[Work to be completed] Reproduce every one of the rows below verbatim, leaving each line unchanged.

(Data records)
- - -

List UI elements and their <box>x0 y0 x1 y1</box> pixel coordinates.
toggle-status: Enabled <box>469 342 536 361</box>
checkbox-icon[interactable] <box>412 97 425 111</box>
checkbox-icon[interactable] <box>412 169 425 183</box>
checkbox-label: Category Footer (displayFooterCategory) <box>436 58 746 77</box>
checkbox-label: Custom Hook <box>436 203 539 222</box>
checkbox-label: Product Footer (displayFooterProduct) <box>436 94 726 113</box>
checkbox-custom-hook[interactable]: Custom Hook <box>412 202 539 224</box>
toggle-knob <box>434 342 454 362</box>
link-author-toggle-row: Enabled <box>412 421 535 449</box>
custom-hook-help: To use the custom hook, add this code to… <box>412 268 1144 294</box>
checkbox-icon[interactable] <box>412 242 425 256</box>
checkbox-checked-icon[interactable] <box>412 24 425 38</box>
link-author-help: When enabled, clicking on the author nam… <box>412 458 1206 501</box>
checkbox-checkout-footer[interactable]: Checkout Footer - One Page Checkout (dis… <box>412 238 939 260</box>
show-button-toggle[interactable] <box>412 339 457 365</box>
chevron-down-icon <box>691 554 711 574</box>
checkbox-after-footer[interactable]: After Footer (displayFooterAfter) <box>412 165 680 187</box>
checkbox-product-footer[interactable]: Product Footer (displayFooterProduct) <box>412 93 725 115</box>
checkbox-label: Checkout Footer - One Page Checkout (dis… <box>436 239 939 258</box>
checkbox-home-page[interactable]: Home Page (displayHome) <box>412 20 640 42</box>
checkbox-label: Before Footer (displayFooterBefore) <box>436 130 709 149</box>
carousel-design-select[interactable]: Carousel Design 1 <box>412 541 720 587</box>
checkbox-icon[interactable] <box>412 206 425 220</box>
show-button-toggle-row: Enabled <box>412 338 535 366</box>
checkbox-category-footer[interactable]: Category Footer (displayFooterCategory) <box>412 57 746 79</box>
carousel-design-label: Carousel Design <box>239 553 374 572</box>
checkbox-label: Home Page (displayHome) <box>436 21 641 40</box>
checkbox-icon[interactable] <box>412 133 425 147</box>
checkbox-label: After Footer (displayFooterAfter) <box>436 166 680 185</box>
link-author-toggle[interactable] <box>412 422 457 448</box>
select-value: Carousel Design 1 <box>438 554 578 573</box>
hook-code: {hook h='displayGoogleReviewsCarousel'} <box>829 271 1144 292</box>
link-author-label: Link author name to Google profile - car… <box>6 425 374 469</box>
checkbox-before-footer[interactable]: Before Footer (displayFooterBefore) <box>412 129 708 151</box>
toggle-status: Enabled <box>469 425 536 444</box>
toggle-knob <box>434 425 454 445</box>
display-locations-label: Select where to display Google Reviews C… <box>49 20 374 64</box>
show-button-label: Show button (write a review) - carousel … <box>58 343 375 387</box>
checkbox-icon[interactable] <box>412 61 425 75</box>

- - -

[Response to this task]
List UI elements and their <box>x0 y0 x1 y1</box> pixel coordinates.
toggle-status: Enabled <box>469 342 536 361</box>
checkbox-icon[interactable] <box>412 97 425 111</box>
checkbox-icon[interactable] <box>412 169 425 183</box>
checkbox-label: Category Footer (displayFooterCategory) <box>436 58 746 77</box>
checkbox-label: Custom Hook <box>436 203 539 222</box>
checkbox-label: Product Footer (displayFooterProduct) <box>436 94 726 113</box>
checkbox-custom-hook[interactable]: Custom Hook <box>412 202 539 224</box>
toggle-knob <box>434 342 454 362</box>
link-author-toggle-row: Enabled <box>412 421 535 449</box>
custom-hook-help: To use the custom hook, add this code to… <box>412 268 1144 294</box>
checkbox-icon[interactable] <box>412 242 425 256</box>
checkbox-checked-icon[interactable] <box>412 24 425 38</box>
link-author-help: When enabled, clicking on the author nam… <box>412 458 1206 501</box>
checkbox-checkout-footer[interactable]: Checkout Footer - One Page Checkout (dis… <box>412 238 939 260</box>
show-button-toggle[interactable] <box>412 339 457 365</box>
chevron-down-icon <box>691 554 711 574</box>
checkbox-after-footer[interactable]: After Footer (displayFooterAfter) <box>412 165 680 187</box>
checkbox-product-footer[interactable]: Product Footer (displayFooterProduct) <box>412 93 725 115</box>
checkbox-label: Checkout Footer - One Page Checkout (dis… <box>436 239 939 258</box>
checkbox-home-page[interactable]: Home Page (displayHome) <box>412 20 640 42</box>
checkbox-label: Before Footer (displayFooterBefore) <box>436 130 709 149</box>
carousel-design-select[interactable]: Carousel Design 1 <box>412 541 720 587</box>
checkbox-icon[interactable] <box>412 206 425 220</box>
show-button-toggle-row: Enabled <box>412 338 535 366</box>
checkbox-category-footer[interactable]: Category Footer (displayFooterCategory) <box>412 57 746 79</box>
carousel-design-label: Carousel Design <box>239 553 374 572</box>
checkbox-label: Home Page (displayHome) <box>436 21 641 40</box>
checkbox-icon[interactable] <box>412 133 425 147</box>
checkbox-label: After Footer (displayFooterAfter) <box>436 166 680 185</box>
link-author-toggle[interactable] <box>412 422 457 448</box>
select-value: Carousel Design 1 <box>438 554 578 573</box>
hook-code: {hook h='displayGoogleReviewsCarousel'} <box>829 271 1144 292</box>
link-author-label: Link author name to Google profile - car… <box>6 425 374 469</box>
checkbox-before-footer[interactable]: Before Footer (displayFooterBefore) <box>412 129 708 151</box>
toggle-status: Enabled <box>469 425 536 444</box>
toggle-knob <box>434 425 454 445</box>
display-locations-label: Select where to display Google Reviews C… <box>49 20 374 64</box>
show-button-label: Show button (write a review) - carousel … <box>58 343 375 387</box>
checkbox-icon[interactable] <box>412 61 425 75</box>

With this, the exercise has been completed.